# RECORD LIST start

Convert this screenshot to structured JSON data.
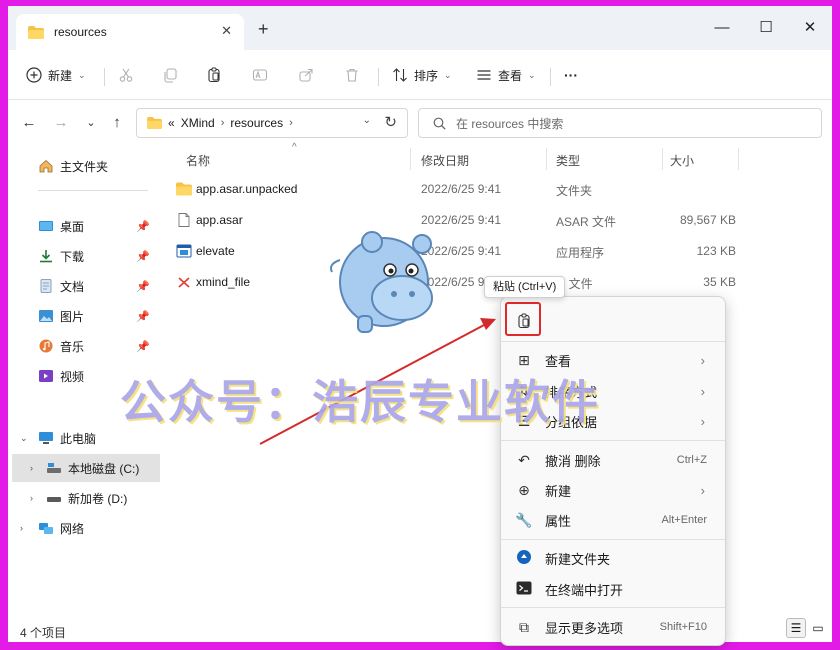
{
  "window": {
    "tab_title": "resources",
    "new_tab": "+",
    "controls": {
      "minimize": "—",
      "maximize": "☐",
      "close": "✕"
    }
  },
  "toolbar": {
    "new_label": "新建",
    "sort_label": "排序",
    "view_label": "查看",
    "more_label": "···"
  },
  "address": {
    "overflow": "«",
    "segments": [
      "XMind",
      "resources"
    ],
    "search_placeholder": "在 resources 中搜索"
  },
  "sidebar": {
    "home": "主文件夹",
    "quick": [
      {
        "label": "桌面",
        "icon": "desktop-icon"
      },
      {
        "label": "下载",
        "icon": "download-icon"
      },
      {
        "label": "文档",
        "icon": "document-icon"
      },
      {
        "label": "图片",
        "icon": "pictures-icon"
      },
      {
        "label": "音乐",
        "icon": "music-icon"
      },
      {
        "label": "视频",
        "icon": "video-icon"
      }
    ],
    "this_pc": "此电脑",
    "drive_c": "本地磁盘 (C:)",
    "drive_d": "新加卷 (D:)",
    "network": "网络"
  },
  "columns": {
    "name": "名称",
    "date": "修改日期",
    "type": "类型",
    "size": "大小"
  },
  "files": [
    {
      "name": "app.asar.unpacked",
      "date": "2022/6/25 9:41",
      "type": "文件夹",
      "size": ""
    },
    {
      "name": "app.asar",
      "date": "2022/6/25 9:41",
      "type": "ASAR 文件",
      "size": "89,567 KB"
    },
    {
      "name": "elevate",
      "date": "2022/6/25 9:41",
      "type": "应用程序",
      "size": "123 KB"
    },
    {
      "name": "xmind_file",
      "date": "2022/6/25 9",
      "type": "O 文件",
      "size": "35 KB"
    }
  ],
  "status": {
    "count": "4 个项目"
  },
  "context_menu": {
    "tooltip": "粘贴 (Ctrl+V)",
    "view": "查看",
    "sort": "排序方式",
    "group": "分组依据",
    "undo": "撤消 删除",
    "undo_shortcut": "Ctrl+Z",
    "new": "新建",
    "properties": "属性",
    "properties_shortcut": "Alt+Enter",
    "new_folder": "新建文件夹",
    "open_terminal": "在终端中打开",
    "more_options": "显示更多选项",
    "more_shortcut": "Shift+F10"
  },
  "watermark": "公众号：浩辰专业软件",
  "colors": {
    "border": "#e21be6",
    "accent": "#0067c0",
    "highlight": "#e02a2a"
  }
}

# RECORD LIST end

WHAT THE EXERCISE ASKS
Retype the data above exactly; pictures are not part of the copy.

RESPONSE TO THE EXERCISE
Convert this screenshot to structured JSON data.
{
  "window": {
    "tab_title": "resources",
    "new_tab": "+",
    "controls": {
      "minimize": "—",
      "maximize": "☐",
      "close": "✕"
    }
  },
  "toolbar": {
    "new_label": "新建",
    "sort_label": "排序",
    "view_label": "查看",
    "more_label": "···"
  },
  "address": {
    "overflow": "«",
    "segments": [
      "XMind",
      "resources"
    ],
    "search_placeholder": "在 resources 中搜索"
  },
  "sidebar": {
    "home": "主文件夹",
    "quick": [
      {
        "label": "桌面",
        "icon": "desktop-icon"
      },
      {
        "label": "下载",
        "icon": "download-icon"
      },
      {
        "label": "文档",
        "icon": "document-icon"
      },
      {
        "label": "图片",
        "icon": "pictures-icon"
      },
      {
        "label": "音乐",
        "icon": "music-icon"
      },
      {
        "label": "视频",
        "icon": "video-icon"
      }
    ],
    "this_pc": "此电脑",
    "drive_c": "本地磁盘 (C:)",
    "drive_d": "新加卷 (D:)",
    "network": "网络"
  },
  "columns": {
    "name": "名称",
    "date": "修改日期",
    "type": "类型",
    "size": "大小"
  },
  "files": [
    {
      "name": "app.asar.unpacked",
      "date": "2022/6/25 9:41",
      "type": "文件夹",
      "size": ""
    },
    {
      "name": "app.asar",
      "date": "2022/6/25 9:41",
      "type": "ASAR 文件",
      "size": "89,567 KB"
    },
    {
      "name": "elevate",
      "date": "2022/6/25 9:41",
      "type": "应用程序",
      "size": "123 KB"
    },
    {
      "name": "xmind_file",
      "date": "2022/6/25 9",
      "type": "O 文件",
      "size": "35 KB"
    }
  ],
  "status": {
    "count": "4 个项目"
  },
  "context_menu": {
    "tooltip": "粘贴 (Ctrl+V)",
    "view": "查看",
    "sort": "排序方式",
    "group": "分组依据",
    "undo": "撤消 删除",
    "undo_shortcut": "Ctrl+Z",
    "new": "新建",
    "properties": "属性",
    "properties_shortcut": "Alt+Enter",
    "new_folder": "新建文件夹",
    "open_terminal": "在终端中打开",
    "more_options": "显示更多选项",
    "more_shortcut": "Shift+F10"
  },
  "watermark": "公众号：浩辰专业软件",
  "colors": {
    "border": "#e21be6",
    "accent": "#0067c0",
    "highlight": "#e02a2a"
  }
}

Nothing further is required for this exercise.